Saved entries
>>>

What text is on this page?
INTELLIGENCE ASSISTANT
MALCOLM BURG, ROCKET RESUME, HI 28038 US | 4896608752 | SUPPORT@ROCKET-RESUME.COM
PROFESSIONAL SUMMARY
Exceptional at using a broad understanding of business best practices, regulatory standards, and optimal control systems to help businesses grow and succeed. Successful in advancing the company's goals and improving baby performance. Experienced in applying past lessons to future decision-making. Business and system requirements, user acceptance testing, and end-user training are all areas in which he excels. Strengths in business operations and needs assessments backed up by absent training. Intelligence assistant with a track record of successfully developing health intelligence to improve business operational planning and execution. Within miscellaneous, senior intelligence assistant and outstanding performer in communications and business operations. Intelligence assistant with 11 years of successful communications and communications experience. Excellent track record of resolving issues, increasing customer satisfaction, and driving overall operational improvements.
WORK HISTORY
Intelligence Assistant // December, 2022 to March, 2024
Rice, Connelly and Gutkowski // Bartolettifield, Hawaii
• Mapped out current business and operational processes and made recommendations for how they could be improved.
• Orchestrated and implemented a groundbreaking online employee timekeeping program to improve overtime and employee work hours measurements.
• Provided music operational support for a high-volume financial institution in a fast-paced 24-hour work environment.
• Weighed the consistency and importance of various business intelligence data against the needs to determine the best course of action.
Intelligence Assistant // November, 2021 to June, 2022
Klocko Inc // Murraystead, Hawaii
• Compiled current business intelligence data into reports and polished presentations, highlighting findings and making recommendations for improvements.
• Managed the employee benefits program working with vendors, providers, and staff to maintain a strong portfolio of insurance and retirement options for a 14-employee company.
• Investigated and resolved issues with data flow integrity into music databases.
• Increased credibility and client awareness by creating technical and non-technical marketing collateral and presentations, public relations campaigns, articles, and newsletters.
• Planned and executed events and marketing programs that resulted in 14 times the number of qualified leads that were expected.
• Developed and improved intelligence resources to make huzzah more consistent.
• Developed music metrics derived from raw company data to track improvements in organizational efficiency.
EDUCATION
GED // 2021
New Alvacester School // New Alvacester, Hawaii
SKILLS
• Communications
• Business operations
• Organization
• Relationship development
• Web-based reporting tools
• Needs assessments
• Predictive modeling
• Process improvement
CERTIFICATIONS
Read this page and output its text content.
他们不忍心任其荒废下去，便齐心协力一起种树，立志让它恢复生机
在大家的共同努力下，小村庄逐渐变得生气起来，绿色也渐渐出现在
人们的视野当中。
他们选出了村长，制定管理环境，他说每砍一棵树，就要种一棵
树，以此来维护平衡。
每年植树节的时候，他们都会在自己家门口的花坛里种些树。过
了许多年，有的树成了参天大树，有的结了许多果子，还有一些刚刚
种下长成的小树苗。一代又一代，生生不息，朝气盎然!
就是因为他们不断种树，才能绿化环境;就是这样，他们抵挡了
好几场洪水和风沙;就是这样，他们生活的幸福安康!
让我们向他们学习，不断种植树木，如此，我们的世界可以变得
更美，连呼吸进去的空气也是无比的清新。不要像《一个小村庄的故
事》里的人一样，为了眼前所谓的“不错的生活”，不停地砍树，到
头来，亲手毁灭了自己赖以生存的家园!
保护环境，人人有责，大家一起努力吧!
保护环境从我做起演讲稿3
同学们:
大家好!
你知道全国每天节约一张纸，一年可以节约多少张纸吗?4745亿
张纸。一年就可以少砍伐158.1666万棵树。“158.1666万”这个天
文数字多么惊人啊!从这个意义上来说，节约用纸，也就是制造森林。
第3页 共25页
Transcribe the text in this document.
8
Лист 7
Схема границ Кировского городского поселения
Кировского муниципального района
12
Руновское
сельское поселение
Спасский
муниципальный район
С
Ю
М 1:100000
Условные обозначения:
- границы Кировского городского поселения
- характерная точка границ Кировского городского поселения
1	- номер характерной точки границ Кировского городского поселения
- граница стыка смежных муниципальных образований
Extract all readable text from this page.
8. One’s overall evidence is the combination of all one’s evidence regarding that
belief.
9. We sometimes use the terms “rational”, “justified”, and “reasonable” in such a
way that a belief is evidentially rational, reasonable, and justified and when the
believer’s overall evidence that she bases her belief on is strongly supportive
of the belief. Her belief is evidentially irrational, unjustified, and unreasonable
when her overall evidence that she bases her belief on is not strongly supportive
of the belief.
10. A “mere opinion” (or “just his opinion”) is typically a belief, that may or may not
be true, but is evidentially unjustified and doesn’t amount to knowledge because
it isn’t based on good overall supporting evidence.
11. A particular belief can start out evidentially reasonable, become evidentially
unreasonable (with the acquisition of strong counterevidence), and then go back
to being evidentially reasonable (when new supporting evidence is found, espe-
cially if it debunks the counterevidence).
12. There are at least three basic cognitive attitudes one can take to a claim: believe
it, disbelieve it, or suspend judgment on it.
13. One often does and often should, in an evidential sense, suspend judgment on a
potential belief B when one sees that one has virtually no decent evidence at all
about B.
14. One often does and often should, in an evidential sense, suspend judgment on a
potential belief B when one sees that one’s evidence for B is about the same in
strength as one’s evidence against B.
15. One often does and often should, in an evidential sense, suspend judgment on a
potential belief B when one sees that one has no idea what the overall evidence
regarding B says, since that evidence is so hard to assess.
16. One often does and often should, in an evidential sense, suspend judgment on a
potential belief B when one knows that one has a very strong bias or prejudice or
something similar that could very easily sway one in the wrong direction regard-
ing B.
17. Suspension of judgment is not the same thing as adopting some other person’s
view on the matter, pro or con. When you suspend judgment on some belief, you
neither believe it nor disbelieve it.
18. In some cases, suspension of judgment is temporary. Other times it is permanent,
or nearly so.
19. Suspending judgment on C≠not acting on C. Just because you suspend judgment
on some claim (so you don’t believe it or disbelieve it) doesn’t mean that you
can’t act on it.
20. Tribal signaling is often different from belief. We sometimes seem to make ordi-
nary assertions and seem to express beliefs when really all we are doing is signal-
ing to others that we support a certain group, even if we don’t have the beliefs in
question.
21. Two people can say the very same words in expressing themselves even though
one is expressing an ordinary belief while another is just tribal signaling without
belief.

<<<

▸ **THE REQUEST**: Print the whole listing exactly as it is.

▸ **COMPLETED TASK**:
What text is on this page?
INTELLIGENCE ASSISTANT
MALCOLM BURG, ROCKET RESUME, HI 28038 US | 4896608752 | SUPPORT@ROCKET-RESUME.COM
PROFESSIONAL SUMMARY
Exceptional at using a broad understanding of business best practices, regulatory standards, and optimal control systems to help businesses grow and succeed. Successful in advancing the company's goals and improving baby performance. Experienced in applying past lessons to future decision-making. Business and system requirements, user acceptance testing, and end-user training are all areas in which he excels. Strengths in business operations and needs assessments backed up by absent training. Intelligence assistant with a track record of successfully developing health intelligence to improve business operational planning and execution. Within miscellaneous, senior intelligence assistant and outstanding performer in communications and business operations. Intelligence assistant with 11 years of successful communications and communications experience. Excellent track record of resolving issues, increasing customer satisfaction, and driving overall operational improvements.
WORK HISTORY
Intelligence Assistant // December, 2022 to March, 2024
Rice, Connelly and Gutkowski // Bartolettifield, Hawaii
• Mapped out current business and operational processes and made recommendations for how they could be improved.
• Orchestrated and implemented a groundbreaking online employee timekeeping program to improve overtime and employee work hours measurements.
• Provided music operational support for a high-volume financial institution in a fast-paced 24-hour work environment.
• Weighed the consistency and importance of various business intelligence data against the needs to determine the best course of action.
Intelligence Assistant // November, 2021 to June, 2022
Klocko Inc // Murraystead, Hawaii
• Compiled current business intelligence data into reports and polished presentations, highlighting findings and making recommendations for improvements.
• Managed the employee benefits program working with vendors, providers, and staff to maintain a strong portfolio of insurance and retirement options for a 14-employee company.
• Investigated and resolved issues with data flow integrity into music databases.
• Increased credibility and client awareness by creating technical and non-technical marketing collateral and presentations, public relations campaigns, articles, and newsletters.
• Planned and executed events and marketing programs that resulted in 14 times the number of qualified leads that were expected.
• Developed and improved intelligence resources to make huzzah more consistent.
• Developed music metrics derived from raw company data to track improvements in organizational efficiency.
EDUCATION
GED // 2021
New Alvacester School // New Alvacester, Hawaii
SKILLS
• Communications
• Business operations
• Organization
• Relationship development
• Web-based reporting tools
• Needs assessments
• Predictive modeling
• Process improvement
CERTIFICATIONS
Read this page and output its text content.
他们不忍心任其荒废下去，便齐心协力一起种树，立志让它恢复生机
在大家的共同努力下，小村庄逐渐变得生气起来，绿色也渐渐出现在
人们的视野当中。
他们选出了村长，制定管理环境，他说每砍一棵树，就要种一棵
树，以此来维护平衡。
每年植树节的时候，他们都会在自己家门口的花坛里种些树。过
了许多年，有的树成了参天大树，有的结了许多果子，还有一些刚刚
种下长成的小树苗。一代又一代，生生不息，朝气盎然!
就是因为他们不断种树，才能绿化环境;就是这样，他们抵挡了
好几场洪水和风沙;就是这样，他们生活的幸福安康!
让我们向他们学习，不断种植树木，如此，我们的世界可以变得
更美，连呼吸进去的空气也是无比的清新。不要像《一个小村庄的故
事》里的人一样，为了眼前所谓的“不错的生活”，不停地砍树，到
头来，亲手毁灭了自己赖以生存的家园!
保护环境，人人有责，大家一起努力吧!
保护环境从我做起演讲稿3
同学们:
大家好!
你知道全国每天节约一张纸，一年可以节约多少张纸吗?4745亿
张纸。一年就可以少砍伐158.1666万棵树。“158.1666万”这个天
文数字多么惊人啊!从这个意义上来说，节约用纸，也就是制造森林。
第3页 共25页
Transcribe the text in this document.
8
Лист 7
Схема границ Кировского городского поселения
Кировского муниципального района
12
Руновское
сельское поселение
Спасский
муниципальный район
С
Ю
М 1:100000
Условные обозначения:
- границы Кировского городского поселения
- характерная точка границ Кировского городского поселения
1	- номер характерной точки границ Кировского городского поселения
- граница стыка смежных муниципальных образований
Extract all readable text from this page.
8. One’s overall evidence is the combination of all one’s evidence regarding that
belief.
9. We sometimes use the terms “rational”, “justified”, and “reasonable” in such a
way that a belief is evidentially rational, reasonable, and justified and when the
believer’s overall evidence that she bases her belief on is strongly supportive
of the belief. Her belief is evidentially irrational, unjustified, and unreasonable
when her overall evidence that she bases her belief on is not strongly supportive
of the belief.
10. A “mere opinion” (or “just his opinion”) is typically a belief, that may or may not
be true, but is evidentially unjustified and doesn’t amount to knowledge because
it isn’t based on good overall supporting evidence.
11. A particular belief can start out evidentially reasonable, become evidentially
unreasonable (with the acquisition of strong counterevidence), and then go back
to being evidentially reasonable (when new supporting evidence is found, espe-
cially if it debunks the counterevidence).
12. There are at least three basic cognitive attitudes one can take to a claim: believe
it, disbelieve it, or suspend judgment on it.
13. One often does and often should, in an evidential sense, suspend judgment on a
potential belief B when one sees that one has virtually no decent evidence at all
about B.
14. One often does and often should, in an evidential sense, suspend judgment on a
potential belief B when one sees that one’s evidence for B is about the same in
strength as one’s evidence against B.
15. One often does and often should, in an evidential sense, suspend judgment on a
potential belief B when one sees that one has no idea what the overall evidence
regarding B says, since that evidence is so hard to assess.
16. One often does and often should, in an evidential sense, suspend judgment on a
potential belief B when one knows that one has a very strong bias or prejudice or
something similar that could very easily sway one in the wrong direction regard-
ing B.
17. Suspension of judgment is not the same thing as adopting some other person’s
view on the matter, pro or con. When you suspend judgment on some belief, you
neither believe it nor disbelieve it.
18. In some cases, suspension of judgment is temporary. Other times it is permanent,
or nearly so.
19. Suspending judgment on C≠not acting on C. Just because you suspend judgment
on some claim (so you don’t believe it or disbelieve it) doesn’t mean that you
can’t act on it.
20. Tribal signaling is often different from belief. We sometimes seem to make ordi-
nary assertions and seem to express beliefs when really all we are doing is signal-
ing to others that we support a certain group, even if we don’t have the beliefs in
question.
21. Two people can say the very same words in expressing themselves even though
one is expressing an ordinary belief while another is just tribal signaling without
belief.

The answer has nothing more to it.